(Dataset records)
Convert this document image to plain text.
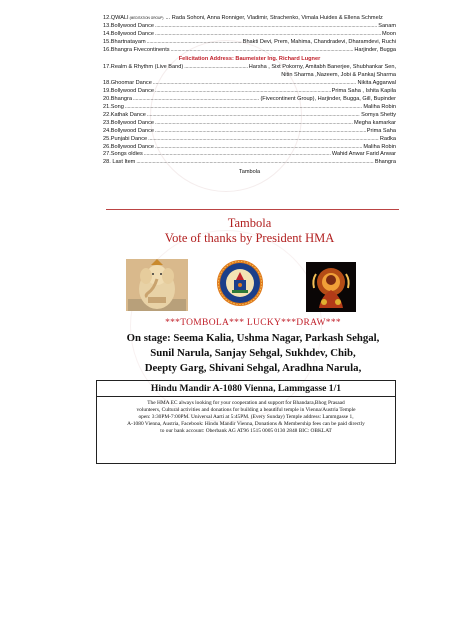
12.QWALI (MEDITATION GROUP) ... Rada Sohoni, Anna Ronniger, Vladimir, Strachenko, Vimala Huides & Ellena Schmelz
13.Bollywood Dance .....	Sanam
14.Bollywood Dance .....	Moon
15.Bhartnatayam .....	Bhakti Devi, Prem, Mahima, Chandradevi, Dharamdevi, Ruchi
16.Bhangra Fivecontinents .....	Harjinder, Bugga
Felicitation Address: Baumeister Ing. Richard Lugner
17.Realm & Rhythm (Live Band) .....	Harsha , Sixt Pokorny, Amitabh Banerjee, Shubhankar Sen,
Nitin Sharma ,Nazeem, Jobi & Pankaj Sharma
18.Ghoomar Dance .....	Nikita Aggarwal
19.Bollywood Dance .....	Prima Saha , Ishita Kapila
20.Bhangra .....	(Fivecontinent Group), Harjinder, Bugga, Gill, Bupinder
21.Song .....	Maliha Robin
22.Kathak Dance .....	Somya Shetty
23.Bollywood Dance .....	Megha kamarkar
24.Bollywood Dance .....	Prima Saha
25.Punjabi Dance .....	Radka
26.Bollywood Dance .....	Maliha Robin
27.Songs oldies .....	Wahid Anwar Farid Anwar
28. Last Item .....	Bhangra
Tambola
Tambola
Vote of thanks by President HMA
***TOMBOLA*** LUCKY***DRAW***
On stage: Seema Kalia, Ushma Nagar, Parkash Sehgal,
Sunil Narula, Sanjay Sehgal, Sukhdev, Chib,
Deepty Garg, Shivani Sehgal, Aradhna Narula,
Hindu Mandir A-1080 Vienna, Lammgasse 1/1
The HMA EC always looking for your cooperation and support for Bhandara,Bhog Prasaad
volunteers, Cultural activities and donations for building a beautiful temple in Vienna/Austria Temple
open: 3:30PM-7:00PM. Universal Aarti at 5:45PM. (Every Sunday) Temple address: Lammgasse 1,
A-1080 Vienna, Austria, Facebook: Hindu Mandir Vienna, Donations & Membership fees can be paid directly
to our bank account: Oberbank AG AT96 1515 0005 0130 2848 BIC: OBKLAT
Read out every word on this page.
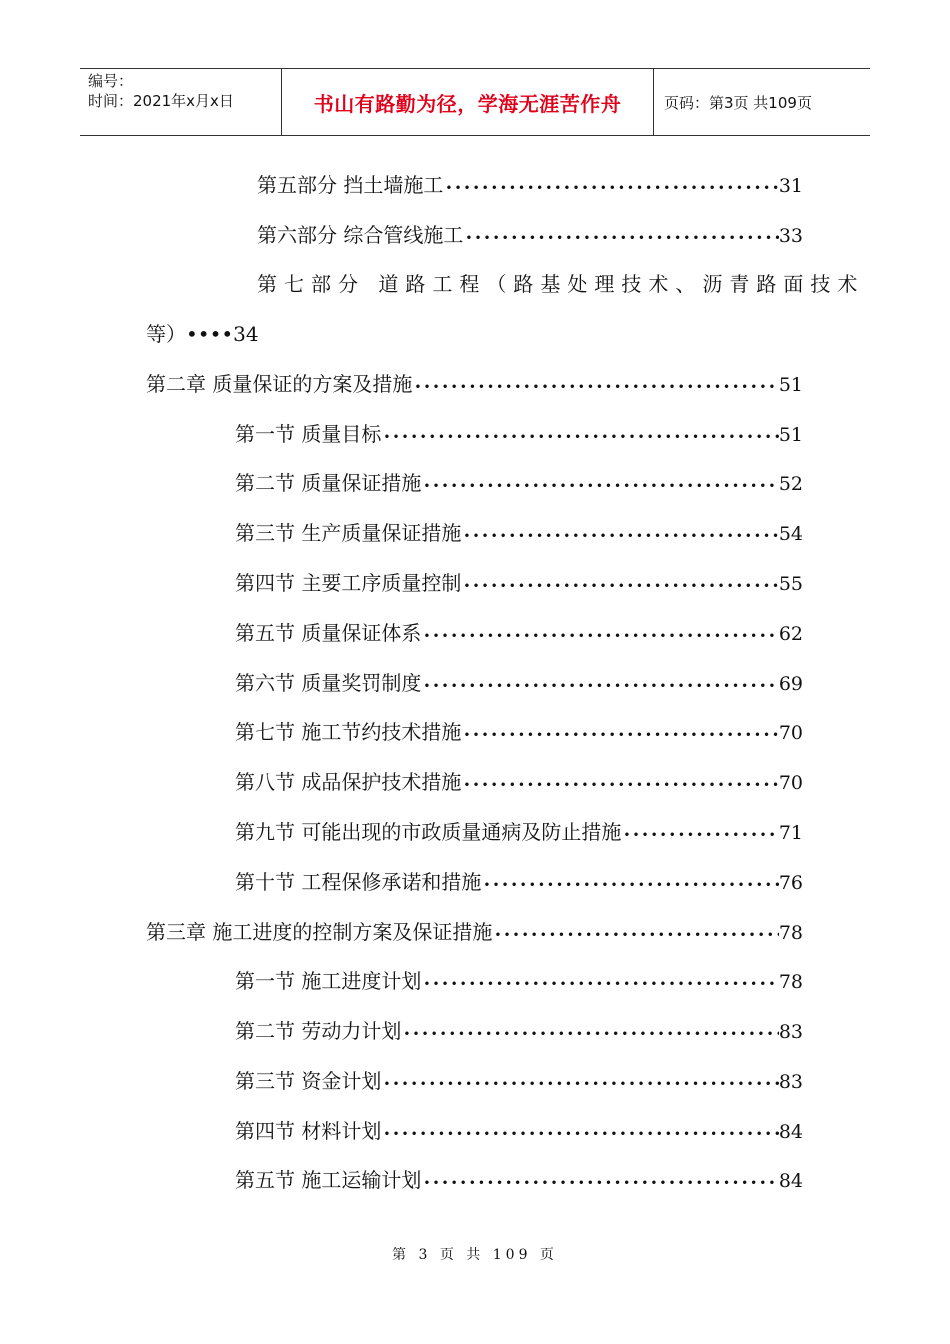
编号：
时间：2021年x月x日	书山有路勤为径，学海无涯苦作舟	页码：第3页 共109页
第五部分 挡土墙施工 •••••	31
第六部分 综合管线施工 •••••	33
第七部分 道路工程（路基处理技术、沥青路面技术
等）••••34
第二章 质量保证的方案及措施 •••••	51
第一节 质量目标 •••••	51
第二节 质量保证措施 •••••	52
第三节 生产质量保证措施 •••••	54
第四节 主要工序质量控制 •••••	55
第五节 质量保证体系 •••••	62
第六节 质量奖罚制度 •••••	69
第七节 施工节约技术措施 •••••	70
第八节 成品保护技术措施 •••••	70
第九节 可能出现的市政质量通病及防止措施 •••••	71
第十节 工程保修承诺和措施 •••••	76
第三章 施工进度的控制方案及保证措施 •••••	78
第一节 施工进度计划 •••••	78
第二节 劳动力计划 •••••	83
第三节 资金计划 •••••	83
第四节 材料计划 •••••	84
第五节 施工运输计划 •••••	84
第 3 页 共 109 页
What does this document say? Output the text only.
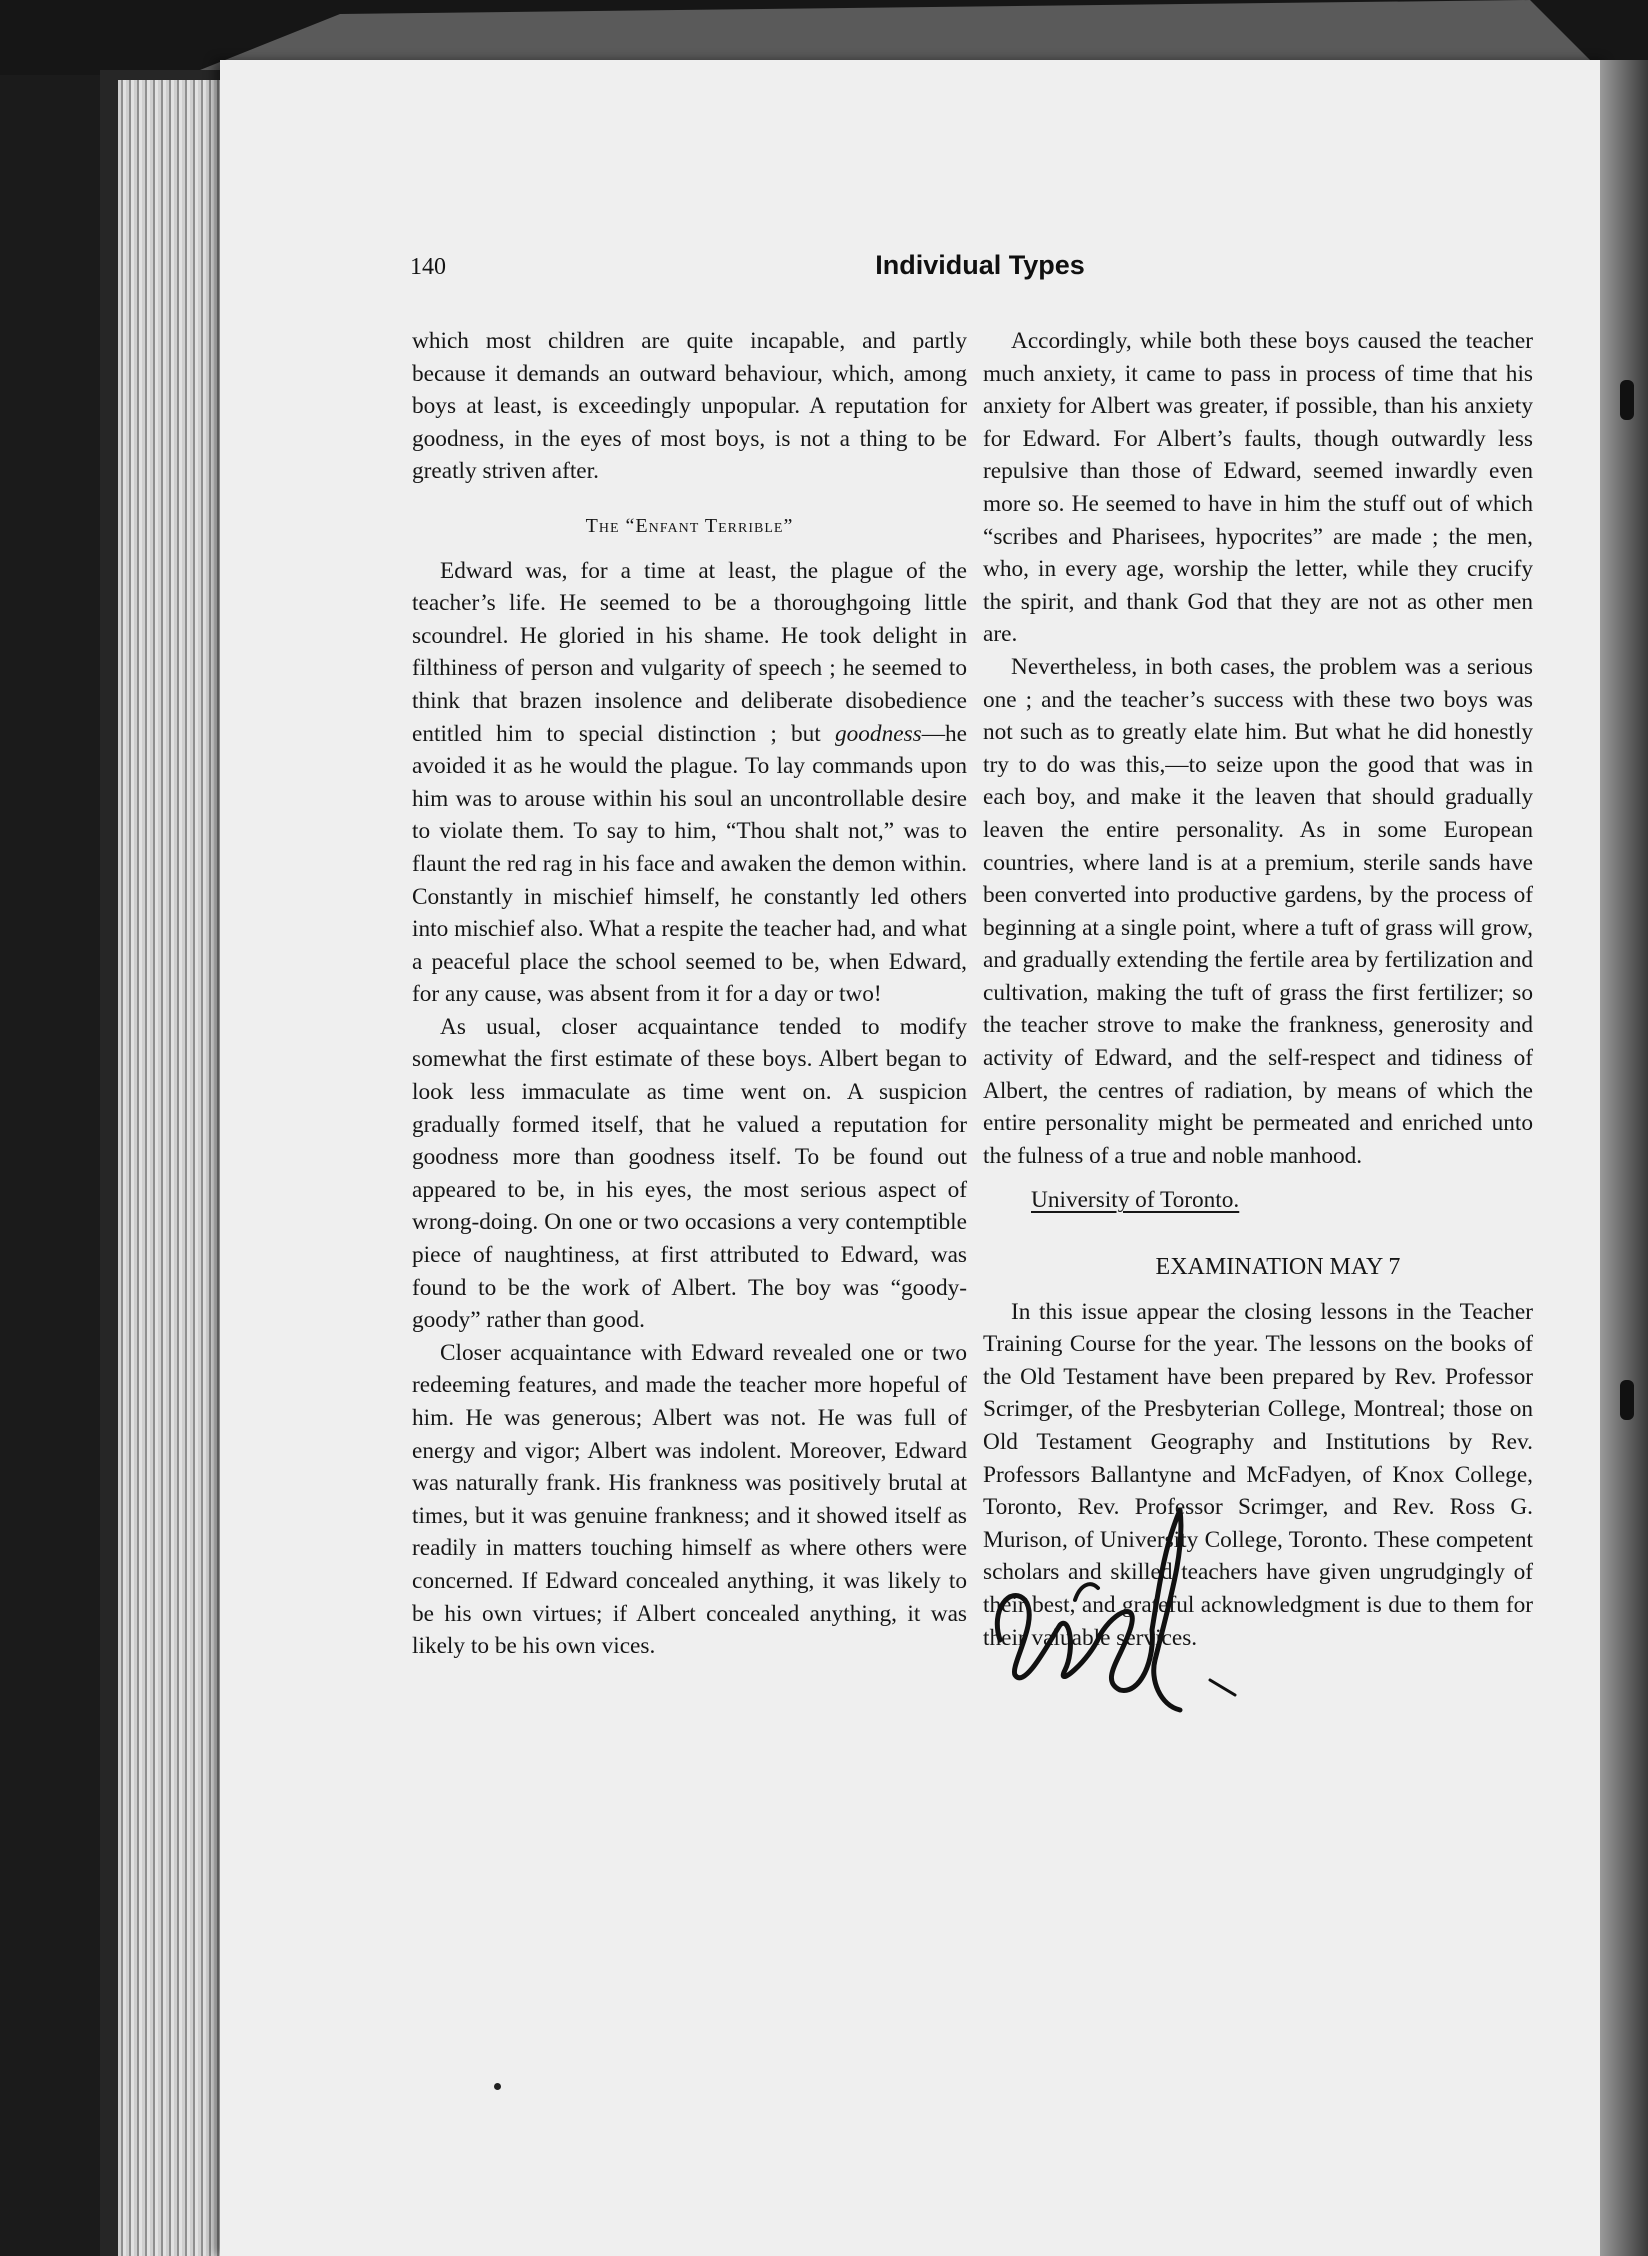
140	Individual Types

which most children are quite incapable, and partly because it demands an outward behaviour, which, among boys at least, is exceedingly unpopular. A reputation for goodness, in the eyes of most boys, is not a thing to be greatly striven after.

The “Enfant Terrible”

Edward was, for a time at least, the plague of the teacher’s life. He seemed to be a thoroughgoing little scoundrel. He gloried in his shame. He took delight in filthiness of person and vulgarity of speech ; he seemed to think that brazen insolence and deliberate disobedience entitled him to special distinction ; but goodness—he avoided it as he would the plague. To lay commands upon him was to arouse within his soul an uncontrollable desire to violate them. To say to him, “Thou shalt not,” was to flaunt the red rag in his face and awaken the demon within. Constantly in mischief himself, he constantly led others into mischief also. What a respite the teacher had, and what a peaceful place the school seemed to be, when Edward, for any cause, was absent from it for a day or two!

As usual, closer acquaintance tended to modify somewhat the first estimate of these boys. Albert began to look less immaculate as time went on. A suspicion gradually formed itself, that he valued a reputation for goodness more than goodness itself. To be found out appeared to be, in his eyes, the most serious aspect of wrong-doing. On one or two occasions a very contemptible piece of naughtiness, at first attributed to Edward, was found to be the work of Albert. The boy was “goody-goody” rather than good.

Closer acquaintance with Edward revealed one or two redeeming features, and made the teacher more hopeful of him. He was generous; Albert was not. He was full of energy and vigor; Albert was indolent. Moreover, Edward was naturally frank. His frankness was positively brutal at times, but it was genuine frankness; and it showed itself as readily in matters touching himself as where others were concerned. If Edward concealed anything, it was likely to be his own virtues; if Albert concealed anything, it was likely to be his own vices.

Accordingly, while both these boys caused the teacher much anxiety, it came to pass in process of time that his anxiety for Albert was greater, if possible, than his anxiety for Edward. For Albert’s faults, though outwardly less repulsive than those of Edward, seemed inwardly even more so. He seemed to have in him the stuff out of which “scribes and Pharisees, hypocrites” are made ; the men, who, in every age, worship the letter, while they crucify the spirit, and thank God that they are not as other men are.

Nevertheless, in both cases, the problem was a serious one ; and the teacher’s success with these two boys was not such as to greatly elate him. But what he did honestly try to do was this,—to seize upon the good that was in each boy, and make it the leaven that should gradually leaven the entire personality. As in some European countries, where land is at a premium, sterile sands have been converted into productive gardens, by the process of beginning at a single point, where a tuft of grass will grow, and gradually extending the fertile area by fertilization and cultivation, making the tuft of grass the first fertilizer; so the teacher strove to make the frankness, generosity and activity of Edward, and the self-respect and tidiness of Albert, the centres of radiation, by means of which the entire personality might be permeated and enriched unto the fulness of a true and noble manhood.

University of Toronto.
EXAMINATION MAY 7

In this issue appear the closing lessons in the Teacher Training Course for the year. The lessons on the books of the Old Testament have been prepared by Rev. Professor Scrimger, of the Presbyterian College, Montreal; those on Old Testament Geography and Institutions by Rev. Professors Ballantyne and McFadyen, of Knox College, Toronto, Rev. Professor Scrimger, and Rev. Ross G. Murison, of University College, Toronto. These competent scholars and skilled teachers have given ungrudgingly of their best, and grateful acknowledgment is due to them for their valuable services.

**Task to carry out**
Print the records word for word and exclude any picture they hold.

**Reply**
Convert this document image to plain text.
12.QWALI (MEDITATION GROUP) ... Rada Sohoni, Anna Ronniger, Vladimir, Strachenko, Vimala Huides & Ellena Schmelz
13.Bollywood Dance .....	Sanam
14.Bollywood Dance .....	Moon
15.Bhartnatayam .....	Bhakti Devi, Prem, Mahima, Chandradevi, Dharamdevi, Ruchi
16.Bhangra Fivecontinents .....	Harjinder, Bugga
Felicitation Address: Baumeister Ing. Richard Lugner
17.Realm & Rhythm (Live Band) .....	Harsha , Sixt Pokorny, Amitabh Banerjee, Shubhankar Sen,
Nitin Sharma ,Nazeem, Jobi & Pankaj Sharma
18.Ghoomar Dance .....	Nikita Aggarwal
19.Bollywood Dance .....	Prima Saha , Ishita Kapila
20.Bhangra .....	(Fivecontinent Group), Harjinder, Bugga, Gill, Bupinder
21.Song .....	Maliha Robin
22.Kathak Dance .....	Somya Shetty
23.Bollywood Dance .....	Megha kamarkar
24.Bollywood Dance .....	Prima Saha
25.Punjabi Dance .....	Radka
26.Bollywood Dance .....	Maliha Robin
27.Songs oldies .....	Wahid Anwar Farid Anwar
28. Last Item .....	Bhangra
Tambola
Tambola
Vote of thanks by President HMA
***TOMBOLA*** LUCKY***DRAW***
On stage: Seema Kalia, Ushma Nagar, Parkash Sehgal,
Sunil Narula, Sanjay Sehgal, Sukhdev, Chib,
Deepty Garg, Shivani Sehgal, Aradhna Narula,
Hindu Mandir A-1080 Vienna, Lammgasse 1/1
The HMA EC always looking for your cooperation and support for Bhandara,Bhog Prasaad
volunteers, Cultural activities and donations for building a beautiful temple in Vienna/Austria Temple
open: 3:30PM-7:00PM. Universal Aarti at 5:45PM. (Every Sunday) Temple address: Lammgasse 1,
A-1080 Vienna, Austria, Facebook: Hindu Mandir Vienna, Donations & Membership fees can be paid directly
to our bank account: Oberbank AG AT96 1515 0005 0130 2848 BIC: OBKLAT
Read out every word on this page.
编号：
时间：2021年x月x日	书山有路勤为径，学海无涯苦作舟	页码：第3页 共109页
第五部分 挡土墙施工 •••••	31
第六部分 综合管线施工 •••••	33
第七部分 道路工程（路基处理技术、沥青路面技术
等）••••34
第二章 质量保证的方案及措施 •••••	51
第一节 质量目标 •••••	51
第二节 质量保证措施 •••••	52
第三节 生产质量保证措施 •••••	54
第四节 主要工序质量控制 •••••	55
第五节 质量保证体系 •••••	62
第六节 质量奖罚制度 •••••	69
第七节 施工节约技术措施 •••••	70
第八节 成品保护技术措施 •••••	70
第九节 可能出现的市政质量通病及防止措施 •••••	71
第十节 工程保修承诺和措施 •••••	76
第三章 施工进度的控制方案及保证措施 •••••	78
第一节 施工进度计划 •••••	78
第二节 劳动力计划 •••••	83
第三节 资金计划 •••••	83
第四节 材料计划 •••••	84
第五节 施工运输计划 •••••	84
第 3 页 共 109 页
What does this document say? Output the text only.
140	Individual Types

which most children are quite incapable, and partly because it demands an outward behaviour, which, among boys at least, is exceedingly unpopular. A reputation for goodness, in the eyes of most boys, is not a thing to be greatly striven after.

The “Enfant Terrible”

Edward was, for a time at least, the plague of the teacher’s life. He seemed to be a thoroughgoing little scoundrel. He gloried in his shame. He took delight in filthiness of person and vulgarity of speech ; he seemed to think that brazen insolence and deliberate disobedience entitled him to special distinction ; but goodness—he avoided it as he would the plague. To lay commands upon him was to arouse within his soul an uncontrollable desire to violate them. To say to him, “Thou shalt not,” was to flaunt the red rag in his face and awaken the demon within. Constantly in mischief himself, he constantly led others into mischief also. What a respite the teacher had, and what a peaceful place the school seemed to be, when Edward, for any cause, was absent from it for a day or two!

As usual, closer acquaintance tended to modify somewhat the first estimate of these boys. Albert began to look less immaculate as time went on. A suspicion gradually formed itself, that he valued a reputation for goodness more than goodness itself. To be found out appeared to be, in his eyes, the most serious aspect of wrong-doing. On one or two occasions a very contemptible piece of naughtiness, at first attributed to Edward, was found to be the work of Albert. The boy was “goody-goody” rather than good.

Closer acquaintance with Edward revealed one or two redeeming features, and made the teacher more hopeful of him. He was generous; Albert was not. He was full of energy and vigor; Albert was indolent. Moreover, Edward was naturally frank. His frankness was positively brutal at times, but it was genuine frankness; and it showed itself as readily in matters touching himself as where others were concerned. If Edward concealed anything, it was likely to be his own virtues; if Albert concealed anything, it was likely to be his own vices.

Accordingly, while both these boys caused the teacher much anxiety, it came to pass in process of time that his anxiety for Albert was greater, if possible, than his anxiety for Edward. For Albert’s faults, though outwardly less repulsive than those of Edward, seemed inwardly even more so. He seemed to have in him the stuff out of which “scribes and Pharisees, hypocrites” are made ; the men, who, in every age, worship the letter, while they crucify the spirit, and thank God that they are not as other men are.

Nevertheless, in both cases, the problem was a serious one ; and the teacher’s success with these two boys was not such as to greatly elate him. But what he did honestly try to do was this,—to seize upon the good that was in each boy, and make it the leaven that should gradually leaven the entire personality. As in some European countries, where land is at a premium, sterile sands have been converted into productive gardens, by the process of beginning at a single point, where a tuft of grass will grow, and gradually extending the fertile area by fertilization and cultivation, making the tuft of grass the first fertilizer; so the teacher strove to make the frankness, generosity and activity of Edward, and the self-respect and tidiness of Albert, the centres of radiation, by means of which the entire personality might be permeated and enriched unto the fulness of a true and noble manhood.

University of Toronto.
EXAMINATION MAY 7

In this issue appear the closing lessons in the Teacher Training Course for the year. The lessons on the books of the Old Testament have been prepared by Rev. Professor Scrimger, of the Presbyterian College, Montreal; those on Old Testament Geography and Institutions by Rev. Professors Ballantyne and McFadyen, of Knox College, Toronto, Rev. Professor Scrimger, and Rev. Ross G. Murison, of University College, Toronto. These competent scholars and skilled teachers have given ungrudgingly of their best, and grateful acknowledgment is due to them for their valuable services.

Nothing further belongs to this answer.